## [Problem to work on]
Return every line of the records below verbatim, omitting the pictures.

## [Data shown]
───
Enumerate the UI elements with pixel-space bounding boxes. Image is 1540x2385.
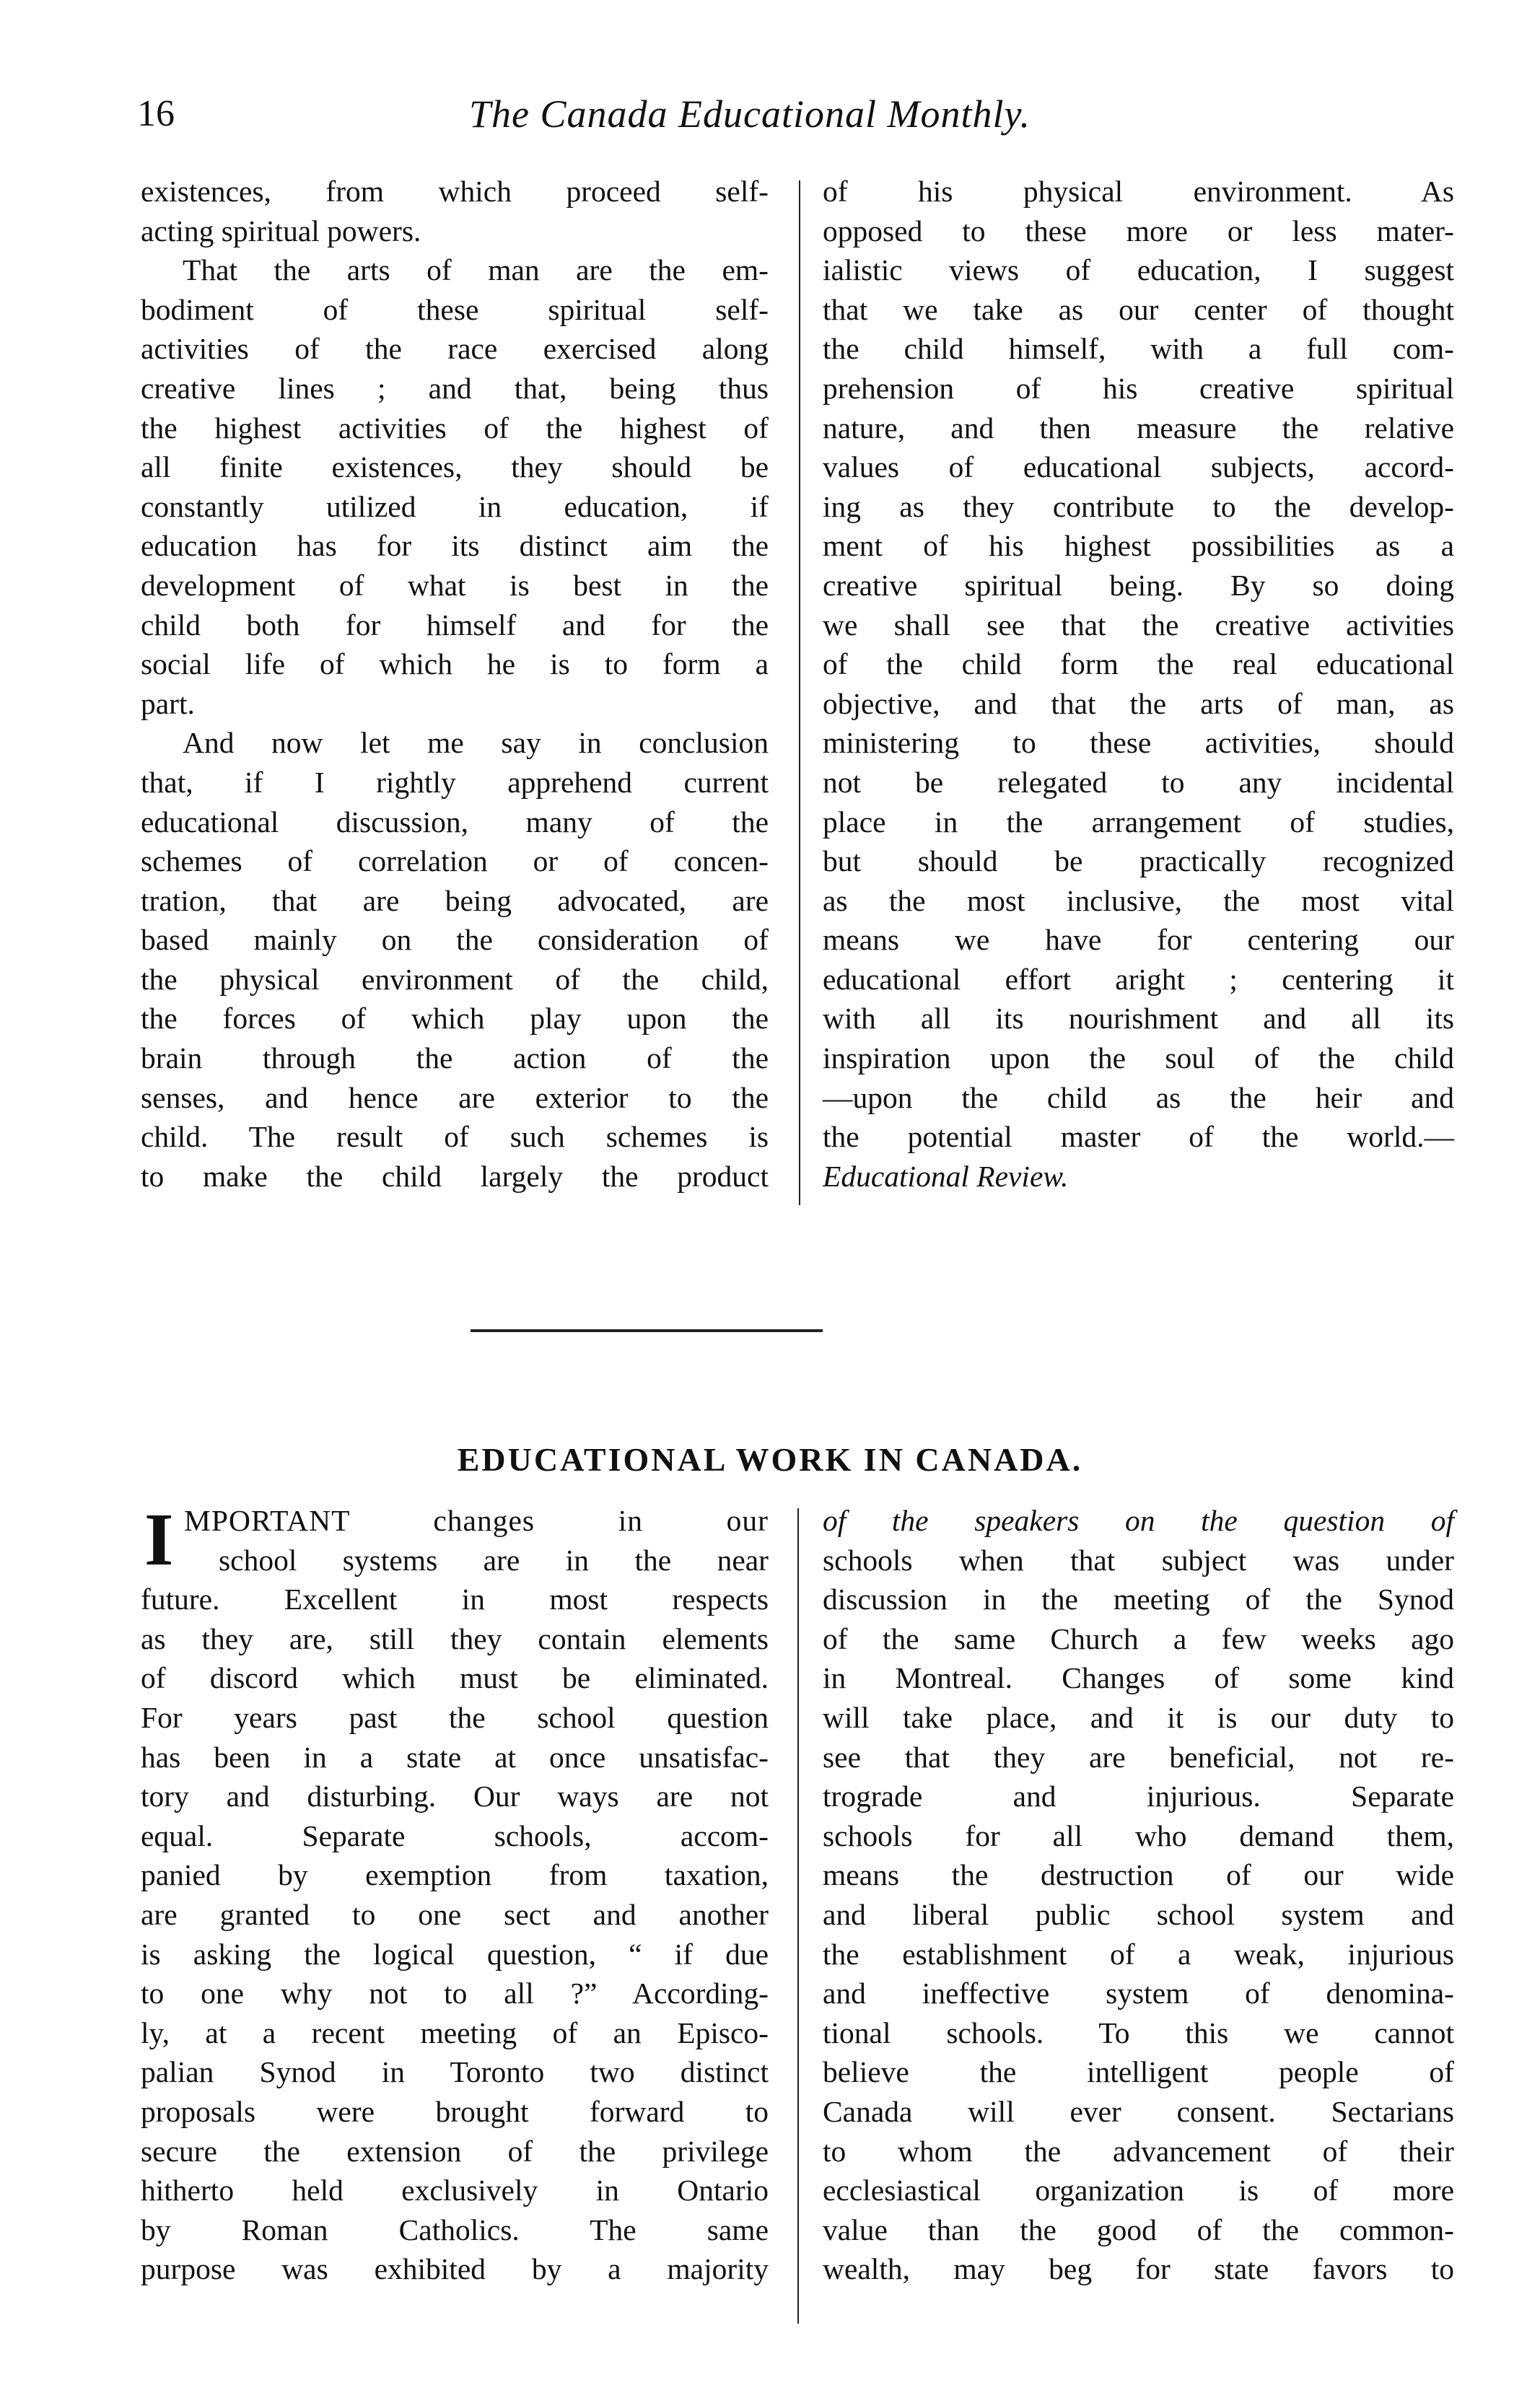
text-line: not be relegated to any incidental bbox=[823, 765, 1454, 799]
text-line: nature, and then measure the relative bbox=[823, 411, 1454, 445]
text-line: with all its nourishment and all its bbox=[823, 1002, 1454, 1036]
text-line: MPORTANT changes in our bbox=[184, 1504, 769, 1537]
article-2-right-column bbox=[823, 1501, 1454, 2289]
text-line: means we have for centering our bbox=[823, 923, 1454, 957]
text-line: to whom the advancement of their bbox=[823, 2134, 1454, 2168]
text-line: opposed to these more or less mater- bbox=[823, 214, 1454, 248]
text-line: to one why not to all ?” According- bbox=[141, 1977, 769, 2010]
text-line: inspiration upon the soul of the child bbox=[823, 1041, 1454, 1075]
text-line: schools for all who demand them, bbox=[823, 1819, 1454, 1852]
text-line: child. The result of such schemes is bbox=[141, 1120, 769, 1154]
text-line: brain through the action of the bbox=[141, 1041, 769, 1075]
text-line: are granted to one sect and another bbox=[141, 1897, 769, 1931]
text-line: but should be practically recognized bbox=[823, 844, 1454, 878]
text-line: constantly utilized in education, if bbox=[141, 489, 769, 523]
text-line: future. Excellent in most respects bbox=[141, 1583, 769, 1616]
text-line: objective, and that the arts of man, as bbox=[823, 686, 1454, 720]
text-line: values of educational subjects, accord- bbox=[823, 450, 1454, 484]
text-line: discussion in the meeting of the Synod bbox=[823, 1583, 1454, 1616]
text-line: child both for himself and for the bbox=[141, 608, 769, 642]
text-line: of discord which must be eliminated. bbox=[141, 1661, 769, 1695]
text-line: educational discussion, many of the bbox=[141, 805, 769, 839]
text-line: to make the child largely the product bbox=[141, 1159, 769, 1193]
text-line: of the same Church a few weeks ago bbox=[823, 1622, 1454, 1655]
text-line: That the arts of man are the em- bbox=[183, 253, 769, 287]
text-line: creative spiritual being. By so doing bbox=[823, 568, 1454, 602]
text-line: existences, from which proceed self- bbox=[141, 175, 769, 208]
running-head bbox=[137, 85, 1436, 143]
text-line: tration, that are being advocated, are bbox=[141, 883, 769, 917]
journal-title: The Canada Educational Monthly. bbox=[469, 92, 1031, 136]
text-line: part. bbox=[141, 686, 195, 720]
text-line: means the destruction of our wide bbox=[823, 1858, 1454, 1892]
───
## [Answer to the task]
Enumerate the UI elements with pixel-space bounding boxes. Image is 1540x2385.
text-line: not be relegated to any incidental bbox=[823, 765, 1454, 799]
text-line: nature, and then measure the relative bbox=[823, 411, 1454, 445]
text-line: with all its nourishment and all its bbox=[823, 1002, 1454, 1036]
text-line: MPORTANT changes in our bbox=[184, 1504, 769, 1537]
article-2-right-column bbox=[823, 1501, 1454, 2289]
text-line: means we have for centering our bbox=[823, 923, 1454, 957]
text-line: to whom the advancement of their bbox=[823, 2134, 1454, 2168]
text-line: opposed to these more or less mater- bbox=[823, 214, 1454, 248]
text-line: to one why not to all ?” According- bbox=[141, 1977, 769, 2010]
text-line: inspiration upon the soul of the child bbox=[823, 1041, 1454, 1075]
text-line: schools for all who demand them, bbox=[823, 1819, 1454, 1852]
text-line: child. The result of such schemes is bbox=[141, 1120, 769, 1154]
text-line: brain through the action of the bbox=[141, 1041, 769, 1075]
text-line: are granted to one sect and another bbox=[141, 1897, 769, 1931]
text-line: but should be practically recognized bbox=[823, 844, 1454, 878]
text-line: constantly utilized in education, if bbox=[141, 489, 769, 523]
text-line: future. Excellent in most respects bbox=[141, 1583, 769, 1616]
text-line: objective, and that the arts of man, as bbox=[823, 686, 1454, 720]
text-line: values of educational subjects, accord- bbox=[823, 450, 1454, 484]
text-line: discussion in the meeting of the Synod bbox=[823, 1583, 1454, 1616]
text-line: child both for himself and for the bbox=[141, 608, 769, 642]
text-line: of discord which must be eliminated. bbox=[141, 1661, 769, 1695]
text-line: educational discussion, many of the bbox=[141, 805, 769, 839]
text-line: to make the child largely the product bbox=[141, 1159, 769, 1193]
text-line: of the same Church a few weeks ago bbox=[823, 1622, 1454, 1655]
text-line: That the arts of man are the em- bbox=[183, 253, 769, 287]
text-line: creative spiritual being. By so doing bbox=[823, 568, 1454, 602]
text-line: existences, from which proceed self- bbox=[141, 175, 769, 208]
running-head bbox=[137, 85, 1436, 143]
text-line: tration, that are being advocated, are bbox=[141, 883, 769, 917]
journal-title: The Canada Educational Monthly. bbox=[469, 92, 1031, 136]
text-line: part. bbox=[141, 686, 195, 720]
text-line: means the destruction of our wide bbox=[823, 1858, 1454, 1892]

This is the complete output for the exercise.